EXERCISE — Read the material below and tally how many lines hold the word "this", giving the number and nothing else.

SUPPLIED ENTRIES —
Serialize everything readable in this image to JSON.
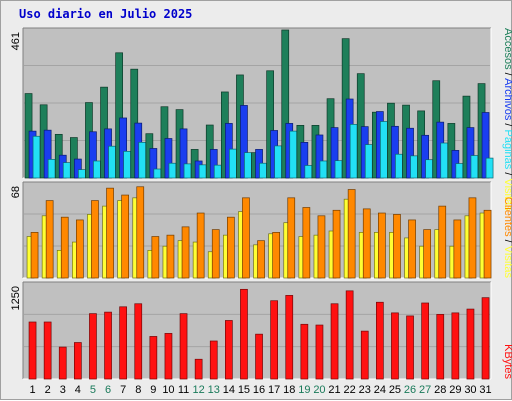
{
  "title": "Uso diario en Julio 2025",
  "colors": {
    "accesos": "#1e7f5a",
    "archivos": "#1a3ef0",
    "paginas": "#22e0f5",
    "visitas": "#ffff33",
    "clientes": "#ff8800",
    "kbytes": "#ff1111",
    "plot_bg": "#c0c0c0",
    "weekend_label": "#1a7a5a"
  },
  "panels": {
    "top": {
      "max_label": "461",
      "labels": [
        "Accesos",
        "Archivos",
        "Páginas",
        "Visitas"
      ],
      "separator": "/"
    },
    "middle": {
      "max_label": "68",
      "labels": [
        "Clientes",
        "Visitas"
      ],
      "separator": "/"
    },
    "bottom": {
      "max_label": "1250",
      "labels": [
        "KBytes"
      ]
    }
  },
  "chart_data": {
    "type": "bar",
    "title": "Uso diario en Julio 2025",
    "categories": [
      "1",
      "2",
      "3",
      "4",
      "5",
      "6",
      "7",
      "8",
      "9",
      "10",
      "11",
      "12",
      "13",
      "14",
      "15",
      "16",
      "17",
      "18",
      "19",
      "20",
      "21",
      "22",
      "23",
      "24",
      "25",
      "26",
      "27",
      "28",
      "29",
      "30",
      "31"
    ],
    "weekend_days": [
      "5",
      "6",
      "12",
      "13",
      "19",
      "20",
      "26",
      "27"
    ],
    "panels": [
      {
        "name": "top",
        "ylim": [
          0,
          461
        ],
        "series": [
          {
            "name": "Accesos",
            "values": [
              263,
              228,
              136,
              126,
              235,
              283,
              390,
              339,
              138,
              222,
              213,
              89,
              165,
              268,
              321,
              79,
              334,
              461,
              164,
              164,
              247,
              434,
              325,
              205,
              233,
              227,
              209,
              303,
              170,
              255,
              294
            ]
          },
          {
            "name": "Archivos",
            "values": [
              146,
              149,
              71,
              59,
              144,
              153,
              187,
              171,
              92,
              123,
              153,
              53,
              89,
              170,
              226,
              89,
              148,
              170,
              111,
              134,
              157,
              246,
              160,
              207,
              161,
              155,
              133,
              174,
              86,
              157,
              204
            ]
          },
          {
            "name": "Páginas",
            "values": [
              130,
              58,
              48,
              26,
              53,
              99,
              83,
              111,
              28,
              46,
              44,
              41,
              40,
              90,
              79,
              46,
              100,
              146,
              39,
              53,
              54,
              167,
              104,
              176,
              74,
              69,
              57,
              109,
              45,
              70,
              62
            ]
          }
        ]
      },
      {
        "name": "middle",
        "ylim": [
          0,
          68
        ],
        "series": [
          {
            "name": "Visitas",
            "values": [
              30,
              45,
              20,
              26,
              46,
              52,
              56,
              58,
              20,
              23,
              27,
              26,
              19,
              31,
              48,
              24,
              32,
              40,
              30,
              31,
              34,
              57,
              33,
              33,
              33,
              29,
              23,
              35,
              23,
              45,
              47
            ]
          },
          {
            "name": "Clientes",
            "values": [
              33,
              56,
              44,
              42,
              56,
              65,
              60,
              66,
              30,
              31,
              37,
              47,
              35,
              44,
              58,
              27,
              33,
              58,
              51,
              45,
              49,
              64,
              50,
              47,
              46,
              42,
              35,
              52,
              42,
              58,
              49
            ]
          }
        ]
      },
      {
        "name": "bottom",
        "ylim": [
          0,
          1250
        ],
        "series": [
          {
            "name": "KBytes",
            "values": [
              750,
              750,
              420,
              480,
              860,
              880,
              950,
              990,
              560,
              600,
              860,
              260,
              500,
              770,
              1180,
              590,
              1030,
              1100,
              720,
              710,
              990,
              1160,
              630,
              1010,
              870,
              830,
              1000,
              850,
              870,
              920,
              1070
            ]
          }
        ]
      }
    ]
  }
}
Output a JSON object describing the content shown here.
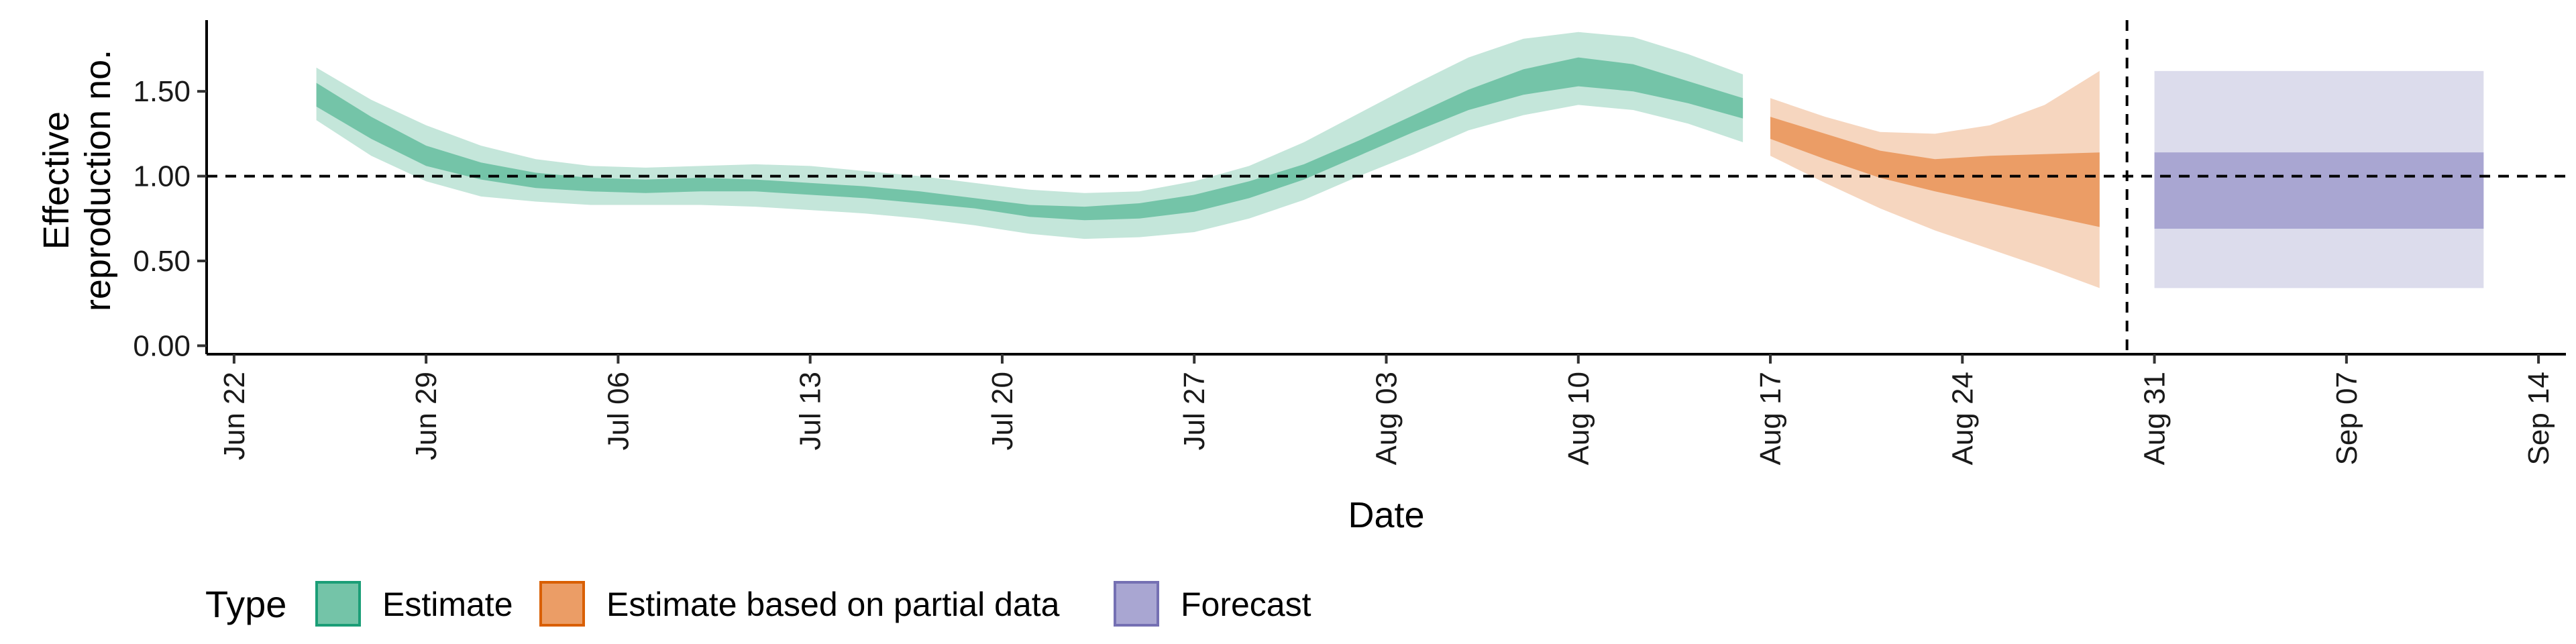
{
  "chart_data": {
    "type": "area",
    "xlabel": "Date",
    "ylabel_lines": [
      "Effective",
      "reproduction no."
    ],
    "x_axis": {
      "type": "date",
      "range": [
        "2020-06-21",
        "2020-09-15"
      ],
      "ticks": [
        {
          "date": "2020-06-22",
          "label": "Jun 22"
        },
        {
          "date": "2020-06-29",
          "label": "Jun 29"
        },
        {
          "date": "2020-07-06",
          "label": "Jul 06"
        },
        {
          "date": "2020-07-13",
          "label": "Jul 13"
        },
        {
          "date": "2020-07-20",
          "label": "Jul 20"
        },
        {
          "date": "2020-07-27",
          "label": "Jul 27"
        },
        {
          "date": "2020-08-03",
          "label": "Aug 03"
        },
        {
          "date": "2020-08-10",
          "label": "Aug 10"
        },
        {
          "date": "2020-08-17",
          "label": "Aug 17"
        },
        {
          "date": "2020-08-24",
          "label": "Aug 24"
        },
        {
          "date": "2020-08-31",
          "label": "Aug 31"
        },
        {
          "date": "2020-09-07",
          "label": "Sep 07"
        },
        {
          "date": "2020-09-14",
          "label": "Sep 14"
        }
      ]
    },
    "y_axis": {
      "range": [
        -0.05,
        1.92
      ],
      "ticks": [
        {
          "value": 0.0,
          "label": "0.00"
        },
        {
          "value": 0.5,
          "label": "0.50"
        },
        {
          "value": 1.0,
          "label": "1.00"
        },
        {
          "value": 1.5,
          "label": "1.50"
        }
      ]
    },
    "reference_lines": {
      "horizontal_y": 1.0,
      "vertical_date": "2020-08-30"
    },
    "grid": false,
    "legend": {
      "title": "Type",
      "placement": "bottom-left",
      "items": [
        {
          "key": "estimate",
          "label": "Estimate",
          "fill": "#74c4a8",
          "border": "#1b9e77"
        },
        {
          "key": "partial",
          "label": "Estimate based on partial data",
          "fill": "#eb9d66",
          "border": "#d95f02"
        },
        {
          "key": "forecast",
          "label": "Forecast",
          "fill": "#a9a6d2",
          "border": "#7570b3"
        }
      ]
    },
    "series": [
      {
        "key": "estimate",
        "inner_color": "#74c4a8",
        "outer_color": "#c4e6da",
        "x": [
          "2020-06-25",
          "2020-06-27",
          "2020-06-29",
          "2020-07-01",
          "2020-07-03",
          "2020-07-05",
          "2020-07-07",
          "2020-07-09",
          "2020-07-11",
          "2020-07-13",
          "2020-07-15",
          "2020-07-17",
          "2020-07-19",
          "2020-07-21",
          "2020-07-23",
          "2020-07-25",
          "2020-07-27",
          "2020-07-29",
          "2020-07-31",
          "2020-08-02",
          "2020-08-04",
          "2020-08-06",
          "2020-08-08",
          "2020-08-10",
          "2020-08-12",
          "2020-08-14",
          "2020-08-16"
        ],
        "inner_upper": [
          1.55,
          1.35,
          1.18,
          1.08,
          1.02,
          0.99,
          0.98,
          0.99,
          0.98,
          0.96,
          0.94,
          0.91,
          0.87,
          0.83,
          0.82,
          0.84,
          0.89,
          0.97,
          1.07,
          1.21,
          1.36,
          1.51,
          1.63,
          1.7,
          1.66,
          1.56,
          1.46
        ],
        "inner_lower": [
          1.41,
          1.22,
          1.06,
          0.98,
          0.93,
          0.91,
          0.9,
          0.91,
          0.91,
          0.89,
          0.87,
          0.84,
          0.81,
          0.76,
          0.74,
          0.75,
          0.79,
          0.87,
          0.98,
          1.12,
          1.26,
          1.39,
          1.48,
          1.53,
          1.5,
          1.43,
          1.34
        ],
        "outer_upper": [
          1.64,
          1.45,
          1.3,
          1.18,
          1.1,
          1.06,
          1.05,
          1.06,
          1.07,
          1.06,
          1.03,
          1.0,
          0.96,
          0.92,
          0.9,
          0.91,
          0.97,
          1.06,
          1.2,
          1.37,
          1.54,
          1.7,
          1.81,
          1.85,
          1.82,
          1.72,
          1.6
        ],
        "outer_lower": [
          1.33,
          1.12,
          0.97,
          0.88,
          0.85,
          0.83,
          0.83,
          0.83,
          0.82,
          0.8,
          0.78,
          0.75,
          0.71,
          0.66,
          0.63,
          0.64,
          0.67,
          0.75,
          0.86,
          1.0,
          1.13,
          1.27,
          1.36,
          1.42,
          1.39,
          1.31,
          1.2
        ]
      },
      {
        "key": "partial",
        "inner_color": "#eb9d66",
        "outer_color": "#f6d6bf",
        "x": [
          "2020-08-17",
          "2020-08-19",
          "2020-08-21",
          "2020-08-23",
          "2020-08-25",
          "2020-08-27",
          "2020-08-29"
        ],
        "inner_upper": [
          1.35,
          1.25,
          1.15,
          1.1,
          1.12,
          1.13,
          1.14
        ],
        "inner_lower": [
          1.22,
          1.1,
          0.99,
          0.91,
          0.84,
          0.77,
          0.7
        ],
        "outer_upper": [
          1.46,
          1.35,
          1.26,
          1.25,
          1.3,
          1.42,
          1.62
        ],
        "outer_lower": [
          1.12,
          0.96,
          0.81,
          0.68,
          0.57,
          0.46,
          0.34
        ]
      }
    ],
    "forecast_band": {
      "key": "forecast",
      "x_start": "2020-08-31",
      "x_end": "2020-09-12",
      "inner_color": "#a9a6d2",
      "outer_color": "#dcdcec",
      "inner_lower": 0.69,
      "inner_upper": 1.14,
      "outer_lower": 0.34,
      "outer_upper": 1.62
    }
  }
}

* * *

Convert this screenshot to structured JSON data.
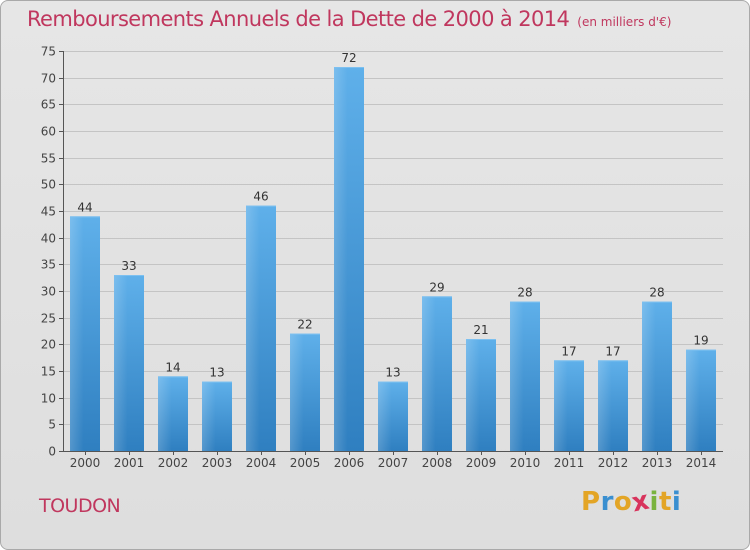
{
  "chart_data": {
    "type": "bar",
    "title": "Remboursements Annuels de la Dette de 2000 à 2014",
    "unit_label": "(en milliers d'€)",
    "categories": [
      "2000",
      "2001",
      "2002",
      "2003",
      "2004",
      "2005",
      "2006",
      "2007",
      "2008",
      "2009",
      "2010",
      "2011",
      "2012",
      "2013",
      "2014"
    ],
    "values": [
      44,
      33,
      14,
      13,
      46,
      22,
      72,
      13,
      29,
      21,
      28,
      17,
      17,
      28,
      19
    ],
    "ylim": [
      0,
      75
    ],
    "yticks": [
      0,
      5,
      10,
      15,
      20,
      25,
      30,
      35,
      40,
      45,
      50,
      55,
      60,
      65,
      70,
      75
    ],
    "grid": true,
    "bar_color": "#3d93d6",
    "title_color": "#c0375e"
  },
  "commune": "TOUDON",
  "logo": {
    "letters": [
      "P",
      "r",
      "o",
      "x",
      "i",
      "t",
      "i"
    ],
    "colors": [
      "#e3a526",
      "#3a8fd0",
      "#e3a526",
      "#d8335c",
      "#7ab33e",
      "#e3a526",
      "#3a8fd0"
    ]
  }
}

OUTPUT BELOW — 2